■ DIRECTION ■
Copy out every record below, word for word.

■ SUPPLIED DATA ■

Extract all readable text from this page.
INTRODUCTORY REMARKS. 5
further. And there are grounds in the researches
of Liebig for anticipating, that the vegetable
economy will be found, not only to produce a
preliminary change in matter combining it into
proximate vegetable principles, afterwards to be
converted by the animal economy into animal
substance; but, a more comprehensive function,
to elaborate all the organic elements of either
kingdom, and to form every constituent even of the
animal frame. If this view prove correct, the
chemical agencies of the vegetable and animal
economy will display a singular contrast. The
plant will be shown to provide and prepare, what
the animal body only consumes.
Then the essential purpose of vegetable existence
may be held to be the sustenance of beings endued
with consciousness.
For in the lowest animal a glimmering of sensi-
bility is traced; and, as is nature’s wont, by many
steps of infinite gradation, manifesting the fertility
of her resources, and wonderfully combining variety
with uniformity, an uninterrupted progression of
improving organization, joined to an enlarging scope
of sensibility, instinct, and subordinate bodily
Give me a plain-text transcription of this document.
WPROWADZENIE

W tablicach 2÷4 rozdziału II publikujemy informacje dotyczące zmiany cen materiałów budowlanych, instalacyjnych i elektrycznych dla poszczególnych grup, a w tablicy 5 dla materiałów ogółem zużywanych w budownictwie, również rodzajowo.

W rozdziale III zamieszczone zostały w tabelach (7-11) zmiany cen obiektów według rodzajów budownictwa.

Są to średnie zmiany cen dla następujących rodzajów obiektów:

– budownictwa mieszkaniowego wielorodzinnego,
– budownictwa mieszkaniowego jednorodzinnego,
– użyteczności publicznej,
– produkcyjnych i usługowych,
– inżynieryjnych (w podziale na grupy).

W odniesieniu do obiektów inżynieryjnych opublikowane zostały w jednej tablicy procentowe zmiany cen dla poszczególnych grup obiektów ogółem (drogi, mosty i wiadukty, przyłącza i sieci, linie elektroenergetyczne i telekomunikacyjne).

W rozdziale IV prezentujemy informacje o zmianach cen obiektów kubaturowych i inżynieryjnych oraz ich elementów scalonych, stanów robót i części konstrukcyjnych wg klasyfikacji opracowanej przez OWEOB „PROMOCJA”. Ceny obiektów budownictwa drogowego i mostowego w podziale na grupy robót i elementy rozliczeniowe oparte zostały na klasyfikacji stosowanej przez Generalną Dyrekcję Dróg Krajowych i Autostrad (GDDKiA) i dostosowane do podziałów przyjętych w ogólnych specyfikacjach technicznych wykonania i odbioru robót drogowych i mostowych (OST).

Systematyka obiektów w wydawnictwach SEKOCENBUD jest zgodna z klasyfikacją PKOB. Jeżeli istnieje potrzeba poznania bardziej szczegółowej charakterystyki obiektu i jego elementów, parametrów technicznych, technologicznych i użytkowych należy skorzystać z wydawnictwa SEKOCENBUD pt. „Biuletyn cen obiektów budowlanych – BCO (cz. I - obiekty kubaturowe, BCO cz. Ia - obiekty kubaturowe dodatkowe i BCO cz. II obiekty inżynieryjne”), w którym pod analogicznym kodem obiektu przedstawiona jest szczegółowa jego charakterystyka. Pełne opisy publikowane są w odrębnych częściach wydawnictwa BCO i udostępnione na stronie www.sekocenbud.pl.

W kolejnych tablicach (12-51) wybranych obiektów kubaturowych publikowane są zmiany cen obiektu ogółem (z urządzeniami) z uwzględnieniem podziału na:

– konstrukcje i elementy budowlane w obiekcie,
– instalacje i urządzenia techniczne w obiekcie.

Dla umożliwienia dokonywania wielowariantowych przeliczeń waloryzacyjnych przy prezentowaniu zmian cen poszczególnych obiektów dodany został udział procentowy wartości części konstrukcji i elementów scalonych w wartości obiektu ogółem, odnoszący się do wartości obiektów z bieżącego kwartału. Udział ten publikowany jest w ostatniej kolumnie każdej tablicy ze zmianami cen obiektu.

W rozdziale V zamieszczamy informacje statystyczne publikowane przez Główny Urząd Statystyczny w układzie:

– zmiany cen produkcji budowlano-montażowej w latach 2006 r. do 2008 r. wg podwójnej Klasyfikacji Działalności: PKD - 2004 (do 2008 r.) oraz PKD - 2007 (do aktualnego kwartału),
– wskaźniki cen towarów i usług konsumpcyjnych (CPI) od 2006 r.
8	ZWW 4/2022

■ PROBLEM SOLUTION ■
Extract all readable text from this page.
INTRODUCTORY REMARKS. 5
further. And there are grounds in the researches
of Liebig for anticipating, that the vegetable
economy will be found, not only to produce a
preliminary change in matter combining it into
proximate vegetable principles, afterwards to be
converted by the animal economy into animal
substance; but, a more comprehensive function,
to elaborate all the organic elements of either
kingdom, and to form every constituent even of the
animal frame. If this view prove correct, the
chemical agencies of the vegetable and animal
economy will display a singular contrast. The
plant will be shown to provide and prepare, what
the animal body only consumes.
Then the essential purpose of vegetable existence
may be held to be the sustenance of beings endued
with consciousness.
For in the lowest animal a glimmering of sensi-
bility is traced; and, as is nature’s wont, by many
steps of infinite gradation, manifesting the fertility
of her resources, and wonderfully combining variety
with uniformity, an uninterrupted progression of
improving organization, joined to an enlarging scope
of sensibility, instinct, and subordinate bodily
Give me a plain-text transcription of this document.
WPROWADZENIE

W tablicach 2÷4 rozdziału II publikujemy informacje dotyczące zmiany cen materiałów budowlanych, instalacyjnych i elektrycznych dla poszczególnych grup, a w tablicy 5 dla materiałów ogółem zużywanych w budownictwie, również rodzajowo.

W rozdziale III zamieszczone zostały w tabelach (7-11) zmiany cen obiektów według rodzajów budownictwa.

Są to średnie zmiany cen dla następujących rodzajów obiektów:

– budownictwa mieszkaniowego wielorodzinnego,
– budownictwa mieszkaniowego jednorodzinnego,
– użyteczności publicznej,
– produkcyjnych i usługowych,
– inżynieryjnych (w podziale na grupy).

W odniesieniu do obiektów inżynieryjnych opublikowane zostały w jednej tablicy procentowe zmiany cen dla poszczególnych grup obiektów ogółem (drogi, mosty i wiadukty, przyłącza i sieci, linie elektroenergetyczne i telekomunikacyjne).

W rozdziale IV prezentujemy informacje o zmianach cen obiektów kubaturowych i inżynieryjnych oraz ich elementów scalonych, stanów robót i części konstrukcyjnych wg klasyfikacji opracowanej przez OWEOB „PROMOCJA”. Ceny obiektów budownictwa drogowego i mostowego w podziale na grupy robót i elementy rozliczeniowe oparte zostały na klasyfikacji stosowanej przez Generalną Dyrekcję Dróg Krajowych i Autostrad (GDDKiA) i dostosowane do podziałów przyjętych w ogólnych specyfikacjach technicznych wykonania i odbioru robót drogowych i mostowych (OST).

Systematyka obiektów w wydawnictwach SEKOCENBUD jest zgodna z klasyfikacją PKOB. Jeżeli istnieje potrzeba poznania bardziej szczegółowej charakterystyki obiektu i jego elementów, parametrów technicznych, technologicznych i użytkowych należy skorzystać z wydawnictwa SEKOCENBUD pt. „Biuletyn cen obiektów budowlanych – BCO (cz. I - obiekty kubaturowe, BCO cz. Ia - obiekty kubaturowe dodatkowe i BCO cz. II obiekty inżynieryjne”), w którym pod analogicznym kodem obiektu przedstawiona jest szczegółowa jego charakterystyka. Pełne opisy publikowane są w odrębnych częściach wydawnictwa BCO i udostępnione na stronie www.sekocenbud.pl.

W kolejnych tablicach (12-51) wybranych obiektów kubaturowych publikowane są zmiany cen obiektu ogółem (z urządzeniami) z uwzględnieniem podziału na:

– konstrukcje i elementy budowlane w obiekcie,
– instalacje i urządzenia techniczne w obiekcie.

Dla umożliwienia dokonywania wielowariantowych przeliczeń waloryzacyjnych przy prezentowaniu zmian cen poszczególnych obiektów dodany został udział procentowy wartości części konstrukcji i elementów scalonych w wartości obiektu ogółem, odnoszący się do wartości obiektów z bieżącego kwartału. Udział ten publikowany jest w ostatniej kolumnie każdej tablicy ze zmianami cen obiektu.

W rozdziale V zamieszczamy informacje statystyczne publikowane przez Główny Urząd Statystyczny w układzie:

– zmiany cen produkcji budowlano-montażowej w latach 2006 r. do 2008 r. wg podwójnej Klasyfikacji Działalności: PKD - 2004 (do 2008 r.) oraz PKD - 2007 (do aktualnego kwartału),
– wskaźniki cen towarów i usług konsumpcyjnych (CPI) od 2006 r.
8	ZWW 4/2022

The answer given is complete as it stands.